> [EXERCISE]: Present every line of the entries below as a Markdown table with the columns "Row" and "Line", numbering the rows and leaving out blank lines.

> [GIVEN ENTRIES]:
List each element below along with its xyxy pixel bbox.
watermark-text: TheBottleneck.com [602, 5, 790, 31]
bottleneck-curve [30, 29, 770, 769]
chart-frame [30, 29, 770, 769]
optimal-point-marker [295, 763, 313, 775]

> [TASK RESULT]:
| Row | Line |
|---|---|
| 1 | List each element below along with its xyxy pixel bbox. |
| 2 | watermark-text: TheBottleneck.com [602, 5, 790, 31] |
| 3 | bottleneck-curve [30, 29, 770, 769] |
| 4 | chart-frame [30, 29, 770, 769] |
| 5 | optimal-point-marker [295, 763, 313, 775] |